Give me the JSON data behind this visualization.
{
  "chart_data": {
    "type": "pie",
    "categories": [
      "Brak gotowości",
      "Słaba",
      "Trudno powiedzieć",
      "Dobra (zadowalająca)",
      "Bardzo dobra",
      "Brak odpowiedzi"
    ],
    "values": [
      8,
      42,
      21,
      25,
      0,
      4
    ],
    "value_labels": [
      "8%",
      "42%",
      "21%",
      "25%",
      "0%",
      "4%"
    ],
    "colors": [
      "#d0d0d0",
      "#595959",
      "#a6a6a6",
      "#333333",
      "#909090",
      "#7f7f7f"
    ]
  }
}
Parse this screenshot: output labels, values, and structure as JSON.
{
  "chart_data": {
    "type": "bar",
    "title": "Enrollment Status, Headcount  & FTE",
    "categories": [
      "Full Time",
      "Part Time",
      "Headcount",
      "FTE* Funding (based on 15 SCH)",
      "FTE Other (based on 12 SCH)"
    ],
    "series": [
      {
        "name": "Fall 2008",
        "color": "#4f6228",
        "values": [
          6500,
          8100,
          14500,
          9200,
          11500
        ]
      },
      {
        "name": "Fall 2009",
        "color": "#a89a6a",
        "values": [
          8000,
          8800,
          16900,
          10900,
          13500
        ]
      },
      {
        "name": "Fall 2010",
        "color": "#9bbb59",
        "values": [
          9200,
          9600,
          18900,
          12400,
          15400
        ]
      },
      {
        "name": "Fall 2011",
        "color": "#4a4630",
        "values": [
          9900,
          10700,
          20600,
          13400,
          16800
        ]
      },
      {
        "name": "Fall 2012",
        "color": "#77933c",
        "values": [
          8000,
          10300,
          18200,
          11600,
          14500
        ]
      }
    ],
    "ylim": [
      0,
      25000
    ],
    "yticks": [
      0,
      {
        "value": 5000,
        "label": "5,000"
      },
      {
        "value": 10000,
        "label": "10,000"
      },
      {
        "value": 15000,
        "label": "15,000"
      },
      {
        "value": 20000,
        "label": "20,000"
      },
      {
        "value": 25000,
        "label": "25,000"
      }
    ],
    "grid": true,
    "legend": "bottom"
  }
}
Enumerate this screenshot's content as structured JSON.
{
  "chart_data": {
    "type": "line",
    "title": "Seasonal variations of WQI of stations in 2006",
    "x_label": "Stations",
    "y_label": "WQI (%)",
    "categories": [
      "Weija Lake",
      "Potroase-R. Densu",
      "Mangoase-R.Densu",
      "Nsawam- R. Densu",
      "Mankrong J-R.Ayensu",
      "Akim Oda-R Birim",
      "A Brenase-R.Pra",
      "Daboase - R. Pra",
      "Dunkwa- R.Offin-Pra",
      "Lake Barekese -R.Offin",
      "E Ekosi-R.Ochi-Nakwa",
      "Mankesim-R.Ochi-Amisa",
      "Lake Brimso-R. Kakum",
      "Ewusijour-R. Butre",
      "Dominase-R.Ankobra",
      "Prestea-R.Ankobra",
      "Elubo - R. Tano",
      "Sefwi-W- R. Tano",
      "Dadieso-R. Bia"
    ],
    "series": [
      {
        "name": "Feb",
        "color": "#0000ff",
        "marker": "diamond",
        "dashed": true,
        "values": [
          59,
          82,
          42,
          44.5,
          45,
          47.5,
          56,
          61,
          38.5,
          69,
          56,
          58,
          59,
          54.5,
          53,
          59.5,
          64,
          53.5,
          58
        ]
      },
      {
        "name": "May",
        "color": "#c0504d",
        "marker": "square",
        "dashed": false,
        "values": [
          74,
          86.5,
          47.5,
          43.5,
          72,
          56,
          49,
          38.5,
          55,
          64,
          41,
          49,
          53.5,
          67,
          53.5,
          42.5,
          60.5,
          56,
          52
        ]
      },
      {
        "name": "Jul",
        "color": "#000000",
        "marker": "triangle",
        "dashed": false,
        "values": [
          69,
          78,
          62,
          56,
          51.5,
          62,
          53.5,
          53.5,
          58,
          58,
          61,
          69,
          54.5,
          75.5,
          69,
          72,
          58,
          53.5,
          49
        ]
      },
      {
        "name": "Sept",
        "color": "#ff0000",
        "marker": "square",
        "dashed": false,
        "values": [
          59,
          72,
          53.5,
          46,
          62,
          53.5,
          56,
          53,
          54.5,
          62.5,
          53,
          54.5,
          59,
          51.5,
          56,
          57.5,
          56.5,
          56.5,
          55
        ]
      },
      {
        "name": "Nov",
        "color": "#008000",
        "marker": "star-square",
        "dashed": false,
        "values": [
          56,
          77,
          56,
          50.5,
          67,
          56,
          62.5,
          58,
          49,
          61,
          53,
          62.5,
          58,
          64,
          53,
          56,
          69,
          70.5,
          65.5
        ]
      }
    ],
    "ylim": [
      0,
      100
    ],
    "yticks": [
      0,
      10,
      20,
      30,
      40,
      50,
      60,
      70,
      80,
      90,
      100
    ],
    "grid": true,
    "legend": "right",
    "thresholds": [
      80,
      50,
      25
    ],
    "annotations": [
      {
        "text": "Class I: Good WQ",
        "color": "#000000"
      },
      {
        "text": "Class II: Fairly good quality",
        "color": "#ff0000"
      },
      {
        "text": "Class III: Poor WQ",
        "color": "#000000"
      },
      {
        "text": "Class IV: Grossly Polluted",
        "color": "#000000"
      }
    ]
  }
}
++++++++++
▸ Written instruction
Set down every record above exactly as given.

▸ Problem solution
Give me the JSON data behind this visualization.
{
  "chart_data": {
    "type": "pie",
    "categories": [
      "Brak gotowości",
      "Słaba",
      "Trudno powiedzieć",
      "Dobra (zadowalająca)",
      "Bardzo dobra",
      "Brak odpowiedzi"
    ],
    "values": [
      8,
      42,
      21,
      25,
      0,
      4
    ],
    "value_labels": [
      "8%",
      "42%",
      "21%",
      "25%",
      "0%",
      "4%"
    ],
    "colors": [
      "#d0d0d0",
      "#595959",
      "#a6a6a6",
      "#333333",
      "#909090",
      "#7f7f7f"
    ]
  }
}
Parse this screenshot: output labels, values, and structure as JSON.
{
  "chart_data": {
    "type": "bar",
    "title": "Enrollment Status, Headcount  & FTE",
    "categories": [
      "Full Time",
      "Part Time",
      "Headcount",
      "FTE* Funding (based on 15 SCH)",
      "FTE Other (based on 12 SCH)"
    ],
    "series": [
      {
        "name": "Fall 2008",
        "color": "#4f6228",
        "values": [
          6500,
          8100,
          14500,
          9200,
          11500
        ]
      },
      {
        "name": "Fall 2009",
        "color": "#a89a6a",
        "values": [
          8000,
          8800,
          16900,
          10900,
          13500
        ]
      },
      {
        "name": "Fall 2010",
        "color": "#9bbb59",
        "values": [
          9200,
          9600,
          18900,
          12400,
          15400
        ]
      },
      {
        "name": "Fall 2011",
        "color": "#4a4630",
        "values": [
          9900,
          10700,
          20600,
          13400,
          16800
        ]
      },
      {
        "name": "Fall 2012",
        "color": "#77933c",
        "values": [
          8000,
          10300,
          18200,
          11600,
          14500
        ]
      }
    ],
    "ylim": [
      0,
      25000
    ],
    "yticks": [
      0,
      {
        "value": 5000,
        "label": "5,000"
      },
      {
        "value": 10000,
        "label": "10,000"
      },
      {
        "value": 15000,
        "label": "15,000"
      },
      {
        "value": 20000,
        "label": "20,000"
      },
      {
        "value": 25000,
        "label": "25,000"
      }
    ],
    "grid": true,
    "legend": "bottom"
  }
}
Enumerate this screenshot's content as structured JSON.
{
  "chart_data": {
    "type": "line",
    "title": "Seasonal variations of WQI of stations in 2006",
    "x_label": "Stations",
    "y_label": "WQI (%)",
    "categories": [
      "Weija Lake",
      "Potroase-R. Densu",
      "Mangoase-R.Densu",
      "Nsawam- R. Densu",
      "Mankrong J-R.Ayensu",
      "Akim Oda-R Birim",
      "A Brenase-R.Pra",
      "Daboase - R. Pra",
      "Dunkwa- R.Offin-Pra",
      "Lake Barekese -R.Offin",
      "E Ekosi-R.Ochi-Nakwa",
      "Mankesim-R.Ochi-Amisa",
      "Lake Brimso-R. Kakum",
      "Ewusijour-R. Butre",
      "Dominase-R.Ankobra",
      "Prestea-R.Ankobra",
      "Elubo - R. Tano",
      "Sefwi-W- R. Tano",
      "Dadieso-R. Bia"
    ],
    "series": [
      {
        "name": "Feb",
        "color": "#0000ff",
        "marker": "diamond",
        "dashed": true,
        "values": [
          59,
          82,
          42,
          44.5,
          45,
          47.5,
          56,
          61,
          38.5,
          69,
          56,
          58,
          59,
          54.5,
          53,
          59.5,
          64,
          53.5,
          58
        ]
      },
      {
        "name": "May",
        "color": "#c0504d",
        "marker": "square",
        "dashed": false,
        "values": [
          74,
          86.5,
          47.5,
          43.5,
          72,
          56,
          49,
          38.5,
          55,
          64,
          41,
          49,
          53.5,
          67,
          53.5,
          42.5,
          60.5,
          56,
          52
        ]
      },
      {
        "name": "Jul",
        "color": "#000000",
        "marker": "triangle",
        "dashed": false,
        "values": [
          69,
          78,
          62,
          56,
          51.5,
          62,
          53.5,
          53.5,
          58,
          58,
          61,
          69,
          54.5,
          75.5,
          69,
          72,
          58,
          53.5,
          49
        ]
      },
      {
        "name": "Sept",
        "color": "#ff0000",
        "marker": "square",
        "dashed": false,
        "values": [
          59,
          72,
          53.5,
          46,
          62,
          53.5,
          56,
          53,
          54.5,
          62.5,
          53,
          54.5,
          59,
          51.5,
          56,
          57.5,
          56.5,
          56.5,
          55
        ]
      },
      {
        "name": "Nov",
        "color": "#008000",
        "marker": "star-square",
        "dashed": false,
        "values": [
          56,
          77,
          56,
          50.5,
          67,
          56,
          62.5,
          58,
          49,
          61,
          53,
          62.5,
          58,
          64,
          53,
          56,
          69,
          70.5,
          65.5
        ]
      }
    ],
    "ylim": [
      0,
      100
    ],
    "yticks": [
      0,
      10,
      20,
      30,
      40,
      50,
      60,
      70,
      80,
      90,
      100
    ],
    "grid": true,
    "legend": "right",
    "thresholds": [
      80,
      50,
      25
    ],
    "annotations": [
      {
        "text": "Class I: Good WQ",
        "color": "#000000"
      },
      {
        "text": "Class II: Fairly good quality",
        "color": "#ff0000"
      },
      {
        "text": "Class III: Poor WQ",
        "color": "#000000"
      },
      {
        "text": "Class IV: Grossly Polluted",
        "color": "#000000"
      }
    ]
  }
}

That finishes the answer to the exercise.